EXERCISE.
Retype every entry word for word.

(begin)

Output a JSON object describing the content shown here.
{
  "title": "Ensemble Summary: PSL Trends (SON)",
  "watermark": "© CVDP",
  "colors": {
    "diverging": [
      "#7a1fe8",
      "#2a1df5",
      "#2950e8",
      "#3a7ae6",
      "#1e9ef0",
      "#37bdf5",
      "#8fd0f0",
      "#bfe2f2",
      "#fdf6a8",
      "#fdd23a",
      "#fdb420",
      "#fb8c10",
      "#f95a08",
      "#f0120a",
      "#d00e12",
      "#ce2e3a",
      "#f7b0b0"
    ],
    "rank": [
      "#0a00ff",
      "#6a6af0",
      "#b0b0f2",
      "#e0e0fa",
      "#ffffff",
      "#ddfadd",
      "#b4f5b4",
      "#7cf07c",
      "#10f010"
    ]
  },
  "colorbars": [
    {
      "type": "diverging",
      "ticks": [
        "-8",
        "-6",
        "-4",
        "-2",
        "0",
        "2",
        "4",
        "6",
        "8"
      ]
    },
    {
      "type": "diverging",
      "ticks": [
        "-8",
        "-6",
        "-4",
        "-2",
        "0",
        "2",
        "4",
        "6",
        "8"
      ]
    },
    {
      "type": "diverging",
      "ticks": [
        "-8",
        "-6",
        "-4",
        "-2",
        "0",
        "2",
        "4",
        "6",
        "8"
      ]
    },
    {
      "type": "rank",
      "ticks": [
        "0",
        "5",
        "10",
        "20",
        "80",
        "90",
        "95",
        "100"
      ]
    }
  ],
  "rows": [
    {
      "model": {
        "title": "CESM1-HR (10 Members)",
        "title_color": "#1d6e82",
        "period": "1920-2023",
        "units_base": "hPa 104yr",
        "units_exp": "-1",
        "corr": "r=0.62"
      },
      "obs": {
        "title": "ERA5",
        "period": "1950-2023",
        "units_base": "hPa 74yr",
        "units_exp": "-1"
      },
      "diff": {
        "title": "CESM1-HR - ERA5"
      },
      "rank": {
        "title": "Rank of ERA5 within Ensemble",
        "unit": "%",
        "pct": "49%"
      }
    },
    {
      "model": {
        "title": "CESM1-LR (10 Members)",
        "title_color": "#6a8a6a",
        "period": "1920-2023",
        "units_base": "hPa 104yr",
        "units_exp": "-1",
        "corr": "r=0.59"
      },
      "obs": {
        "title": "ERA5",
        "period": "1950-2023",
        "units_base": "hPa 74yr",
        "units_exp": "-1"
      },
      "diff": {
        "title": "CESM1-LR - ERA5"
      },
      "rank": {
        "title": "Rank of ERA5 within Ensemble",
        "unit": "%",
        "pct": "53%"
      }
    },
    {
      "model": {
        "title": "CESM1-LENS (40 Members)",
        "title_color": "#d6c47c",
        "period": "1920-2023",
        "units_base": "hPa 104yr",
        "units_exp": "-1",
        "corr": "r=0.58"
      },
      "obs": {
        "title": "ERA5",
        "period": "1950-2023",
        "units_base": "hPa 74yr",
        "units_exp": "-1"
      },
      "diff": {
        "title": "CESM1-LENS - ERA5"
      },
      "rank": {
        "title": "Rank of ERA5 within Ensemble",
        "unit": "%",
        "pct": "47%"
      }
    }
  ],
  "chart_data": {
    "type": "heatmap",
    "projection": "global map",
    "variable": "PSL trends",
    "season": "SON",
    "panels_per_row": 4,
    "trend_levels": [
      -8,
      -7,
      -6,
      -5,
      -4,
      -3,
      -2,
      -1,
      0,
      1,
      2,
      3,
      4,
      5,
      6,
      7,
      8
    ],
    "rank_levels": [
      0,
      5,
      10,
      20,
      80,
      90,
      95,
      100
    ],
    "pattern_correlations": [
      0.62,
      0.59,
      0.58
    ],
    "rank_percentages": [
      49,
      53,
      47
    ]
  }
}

(end)

REPLY TO THE TASK.
Output a JSON object describing the content shown here.
{
  "title": "Ensemble Summary: PSL Trends (SON)",
  "watermark": "© CVDP",
  "colors": {
    "diverging": [
      "#7a1fe8",
      "#2a1df5",
      "#2950e8",
      "#3a7ae6",
      "#1e9ef0",
      "#37bdf5",
      "#8fd0f0",
      "#bfe2f2",
      "#fdf6a8",
      "#fdd23a",
      "#fdb420",
      "#fb8c10",
      "#f95a08",
      "#f0120a",
      "#d00e12",
      "#ce2e3a",
      "#f7b0b0"
    ],
    "rank": [
      "#0a00ff",
      "#6a6af0",
      "#b0b0f2",
      "#e0e0fa",
      "#ffffff",
      "#ddfadd",
      "#b4f5b4",
      "#7cf07c",
      "#10f010"
    ]
  },
  "colorbars": [
    {
      "type": "diverging",
      "ticks": [
        "-8",
        "-6",
        "-4",
        "-2",
        "0",
        "2",
        "4",
        "6",
        "8"
      ]
    },
    {
      "type": "diverging",
      "ticks": [
        "-8",
        "-6",
        "-4",
        "-2",
        "0",
        "2",
        "4",
        "6",
        "8"
      ]
    },
    {
      "type": "diverging",
      "ticks": [
        "-8",
        "-6",
        "-4",
        "-2",
        "0",
        "2",
        "4",
        "6",
        "8"
      ]
    },
    {
      "type": "rank",
      "ticks": [
        "0",
        "5",
        "10",
        "20",
        "80",
        "90",
        "95",
        "100"
      ]
    }
  ],
  "rows": [
    {
      "model": {
        "title": "CESM1-HR (10 Members)",
        "title_color": "#1d6e82",
        "period": "1920-2023",
        "units_base": "hPa 104yr",
        "units_exp": "-1",
        "corr": "r=0.62"
      },
      "obs": {
        "title": "ERA5",
        "period": "1950-2023",
        "units_base": "hPa 74yr",
        "units_exp": "-1"
      },
      "diff": {
        "title": "CESM1-HR - ERA5"
      },
      "rank": {
        "title": "Rank of ERA5 within Ensemble",
        "unit": "%",
        "pct": "49%"
      }
    },
    {
      "model": {
        "title": "CESM1-LR (10 Members)",
        "title_color": "#6a8a6a",
        "period": "1920-2023",
        "units_base": "hPa 104yr",
        "units_exp": "-1",
        "corr": "r=0.59"
      },
      "obs": {
        "title": "ERA5",
        "period": "1950-2023",
        "units_base": "hPa 74yr",
        "units_exp": "-1"
      },
      "diff": {
        "title": "CESM1-LR - ERA5"
      },
      "rank": {
        "title": "Rank of ERA5 within Ensemble",
        "unit": "%",
        "pct": "53%"
      }
    },
    {
      "model": {
        "title": "CESM1-LENS (40 Members)",
        "title_color": "#d6c47c",
        "period": "1920-2023",
        "units_base": "hPa 104yr",
        "units_exp": "-1",
        "corr": "r=0.58"
      },
      "obs": {
        "title": "ERA5",
        "period": "1950-2023",
        "units_base": "hPa 74yr",
        "units_exp": "-1"
      },
      "diff": {
        "title": "CESM1-LENS - ERA5"
      },
      "rank": {
        "title": "Rank of ERA5 within Ensemble",
        "unit": "%",
        "pct": "47%"
      }
    }
  ],
  "chart_data": {
    "type": "heatmap",
    "projection": "global map",
    "variable": "PSL trends",
    "season": "SON",
    "panels_per_row": 4,
    "trend_levels": [
      -8,
      -7,
      -6,
      -5,
      -4,
      -3,
      -2,
      -1,
      0,
      1,
      2,
      3,
      4,
      5,
      6,
      7,
      8
    ],
    "rank_levels": [
      0,
      5,
      10,
      20,
      80,
      90,
      95,
      100
    ],
    "pattern_correlations": [
      0.62,
      0.59,
      0.58
    ],
    "rank_percentages": [
      49,
      53,
      47
    ]
  }
}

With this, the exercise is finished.